* Begin ENTRIES SHOWN *
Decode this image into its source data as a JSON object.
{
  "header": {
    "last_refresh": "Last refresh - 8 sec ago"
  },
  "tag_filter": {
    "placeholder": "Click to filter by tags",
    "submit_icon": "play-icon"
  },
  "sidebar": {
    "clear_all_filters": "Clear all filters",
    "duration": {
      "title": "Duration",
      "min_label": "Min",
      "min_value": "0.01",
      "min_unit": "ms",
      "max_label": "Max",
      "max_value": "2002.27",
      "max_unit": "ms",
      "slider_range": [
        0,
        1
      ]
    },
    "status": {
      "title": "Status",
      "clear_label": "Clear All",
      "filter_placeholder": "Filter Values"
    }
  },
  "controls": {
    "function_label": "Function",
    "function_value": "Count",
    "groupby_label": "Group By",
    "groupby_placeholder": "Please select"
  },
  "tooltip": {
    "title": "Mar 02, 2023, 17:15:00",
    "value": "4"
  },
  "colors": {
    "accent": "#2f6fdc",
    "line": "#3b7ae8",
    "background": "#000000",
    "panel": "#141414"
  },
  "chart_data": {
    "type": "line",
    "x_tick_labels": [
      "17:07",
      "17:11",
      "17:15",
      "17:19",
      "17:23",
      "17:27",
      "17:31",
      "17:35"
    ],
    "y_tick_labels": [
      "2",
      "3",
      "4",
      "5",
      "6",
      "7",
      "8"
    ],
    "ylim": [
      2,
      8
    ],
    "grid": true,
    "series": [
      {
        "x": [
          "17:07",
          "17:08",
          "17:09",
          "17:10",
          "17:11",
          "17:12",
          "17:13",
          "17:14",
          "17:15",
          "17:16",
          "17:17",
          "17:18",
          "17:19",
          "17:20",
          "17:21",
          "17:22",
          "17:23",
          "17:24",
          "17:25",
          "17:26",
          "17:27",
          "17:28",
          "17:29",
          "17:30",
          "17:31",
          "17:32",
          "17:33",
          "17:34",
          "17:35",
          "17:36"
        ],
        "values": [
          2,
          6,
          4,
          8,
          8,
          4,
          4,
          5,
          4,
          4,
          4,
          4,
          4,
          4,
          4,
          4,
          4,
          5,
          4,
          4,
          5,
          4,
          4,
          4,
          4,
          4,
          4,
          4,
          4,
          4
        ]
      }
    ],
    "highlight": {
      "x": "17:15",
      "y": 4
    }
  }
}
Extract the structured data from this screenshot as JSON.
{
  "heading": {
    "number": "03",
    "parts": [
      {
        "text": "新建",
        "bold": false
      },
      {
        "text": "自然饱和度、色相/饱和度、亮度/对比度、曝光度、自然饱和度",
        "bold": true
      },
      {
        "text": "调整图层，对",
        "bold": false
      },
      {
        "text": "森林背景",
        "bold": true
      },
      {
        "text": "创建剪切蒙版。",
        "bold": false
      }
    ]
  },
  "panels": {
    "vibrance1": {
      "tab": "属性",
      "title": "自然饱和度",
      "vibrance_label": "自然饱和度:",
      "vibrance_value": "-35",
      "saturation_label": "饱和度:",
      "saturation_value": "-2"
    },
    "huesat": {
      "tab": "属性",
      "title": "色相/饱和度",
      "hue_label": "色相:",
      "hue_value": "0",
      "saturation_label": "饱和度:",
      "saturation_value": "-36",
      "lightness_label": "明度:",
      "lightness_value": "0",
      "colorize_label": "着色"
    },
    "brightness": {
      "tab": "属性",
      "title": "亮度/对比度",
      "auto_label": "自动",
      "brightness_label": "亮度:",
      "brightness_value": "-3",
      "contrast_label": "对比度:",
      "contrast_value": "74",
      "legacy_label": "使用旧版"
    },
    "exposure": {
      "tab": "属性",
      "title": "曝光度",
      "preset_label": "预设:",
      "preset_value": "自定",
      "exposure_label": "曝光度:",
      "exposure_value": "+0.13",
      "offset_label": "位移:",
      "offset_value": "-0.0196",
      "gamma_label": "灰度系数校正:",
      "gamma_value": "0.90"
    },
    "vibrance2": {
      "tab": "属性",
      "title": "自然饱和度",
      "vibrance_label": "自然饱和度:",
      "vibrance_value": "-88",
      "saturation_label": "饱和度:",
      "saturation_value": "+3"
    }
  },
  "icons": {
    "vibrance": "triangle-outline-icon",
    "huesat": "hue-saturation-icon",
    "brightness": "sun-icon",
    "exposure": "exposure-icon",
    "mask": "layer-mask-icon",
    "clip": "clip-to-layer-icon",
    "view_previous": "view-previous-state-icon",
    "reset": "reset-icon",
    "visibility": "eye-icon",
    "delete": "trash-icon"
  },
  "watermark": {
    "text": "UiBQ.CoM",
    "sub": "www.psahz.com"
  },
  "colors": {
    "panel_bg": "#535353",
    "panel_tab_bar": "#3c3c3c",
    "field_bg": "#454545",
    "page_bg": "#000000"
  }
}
* End ENTRIES SHOWN *
GOAL
Take the entries above and transcribe them exactly.

ANSWER TO THIS PROBLEM
Decode this image into its source data as a JSON object.
{
  "header": {
    "last_refresh": "Last refresh - 8 sec ago"
  },
  "tag_filter": {
    "placeholder": "Click to filter by tags",
    "submit_icon": "play-icon"
  },
  "sidebar": {
    "clear_all_filters": "Clear all filters",
    "duration": {
      "title": "Duration",
      "min_label": "Min",
      "min_value": "0.01",
      "min_unit": "ms",
      "max_label": "Max",
      "max_value": "2002.27",
      "max_unit": "ms",
      "slider_range": [
        0,
        1
      ]
    },
    "status": {
      "title": "Status",
      "clear_label": "Clear All",
      "filter_placeholder": "Filter Values"
    }
  },
  "controls": {
    "function_label": "Function",
    "function_value": "Count",
    "groupby_label": "Group By",
    "groupby_placeholder": "Please select"
  },
  "tooltip": {
    "title": "Mar 02, 2023, 17:15:00",
    "value": "4"
  },
  "colors": {
    "accent": "#2f6fdc",
    "line": "#3b7ae8",
    "background": "#000000",
    "panel": "#141414"
  },
  "chart_data": {
    "type": "line",
    "x_tick_labels": [
      "17:07",
      "17:11",
      "17:15",
      "17:19",
      "17:23",
      "17:27",
      "17:31",
      "17:35"
    ],
    "y_tick_labels": [
      "2",
      "3",
      "4",
      "5",
      "6",
      "7",
      "8"
    ],
    "ylim": [
      2,
      8
    ],
    "grid": true,
    "series": [
      {
        "x": [
          "17:07",
          "17:08",
          "17:09",
          "17:10",
          "17:11",
          "17:12",
          "17:13",
          "17:14",
          "17:15",
          "17:16",
          "17:17",
          "17:18",
          "17:19",
          "17:20",
          "17:21",
          "17:22",
          "17:23",
          "17:24",
          "17:25",
          "17:26",
          "17:27",
          "17:28",
          "17:29",
          "17:30",
          "17:31",
          "17:32",
          "17:33",
          "17:34",
          "17:35",
          "17:36"
        ],
        "values": [
          2,
          6,
          4,
          8,
          8,
          4,
          4,
          5,
          4,
          4,
          4,
          4,
          4,
          4,
          4,
          4,
          4,
          5,
          4,
          4,
          5,
          4,
          4,
          4,
          4,
          4,
          4,
          4,
          4,
          4
        ]
      }
    ],
    "highlight": {
      "x": "17:15",
      "y": 4
    }
  }
}
Extract the structured data from this screenshot as JSON.
{
  "heading": {
    "number": "03",
    "parts": [
      {
        "text": "新建",
        "bold": false
      },
      {
        "text": "自然饱和度、色相/饱和度、亮度/对比度、曝光度、自然饱和度",
        "bold": true
      },
      {
        "text": "调整图层，对",
        "bold": false
      },
      {
        "text": "森林背景",
        "bold": true
      },
      {
        "text": "创建剪切蒙版。",
        "bold": false
      }
    ]
  },
  "panels": {
    "vibrance1": {
      "tab": "属性",
      "title": "自然饱和度",
      "vibrance_label": "自然饱和度:",
      "vibrance_value": "-35",
      "saturation_label": "饱和度:",
      "saturation_value": "-2"
    },
    "huesat": {
      "tab": "属性",
      "title": "色相/饱和度",
      "hue_label": "色相:",
      "hue_value": "0",
      "saturation_label": "饱和度:",
      "saturation_value": "-36",
      "lightness_label": "明度:",
      "lightness_value": "0",
      "colorize_label": "着色"
    },
    "brightness": {
      "tab": "属性",
      "title": "亮度/对比度",
      "auto_label": "自动",
      "brightness_label": "亮度:",
      "brightness_value": "-3",
      "contrast_label": "对比度:",
      "contrast_value": "74",
      "legacy_label": "使用旧版"
    },
    "exposure": {
      "tab": "属性",
      "title": "曝光度",
      "preset_label": "预设:",
      "preset_value": "自定",
      "exposure_label": "曝光度:",
      "exposure_value": "+0.13",
      "offset_label": "位移:",
      "offset_value": "-0.0196",
      "gamma_label": "灰度系数校正:",
      "gamma_value": "0.90"
    },
    "vibrance2": {
      "tab": "属性",
      "title": "自然饱和度",
      "vibrance_label": "自然饱和度:",
      "vibrance_value": "-88",
      "saturation_label": "饱和度:",
      "saturation_value": "+3"
    }
  },
  "icons": {
    "vibrance": "triangle-outline-icon",
    "huesat": "hue-saturation-icon",
    "brightness": "sun-icon",
    "exposure": "exposure-icon",
    "mask": "layer-mask-icon",
    "clip": "clip-to-layer-icon",
    "view_previous": "view-previous-state-icon",
    "reset": "reset-icon",
    "visibility": "eye-icon",
    "delete": "trash-icon"
  },
  "watermark": {
    "text": "UiBQ.CoM",
    "sub": "www.psahz.com"
  },
  "colors": {
    "panel_bg": "#535353",
    "panel_tab_bar": "#3c3c3c",
    "field_bg": "#454545",
    "page_bg": "#000000"
  }
}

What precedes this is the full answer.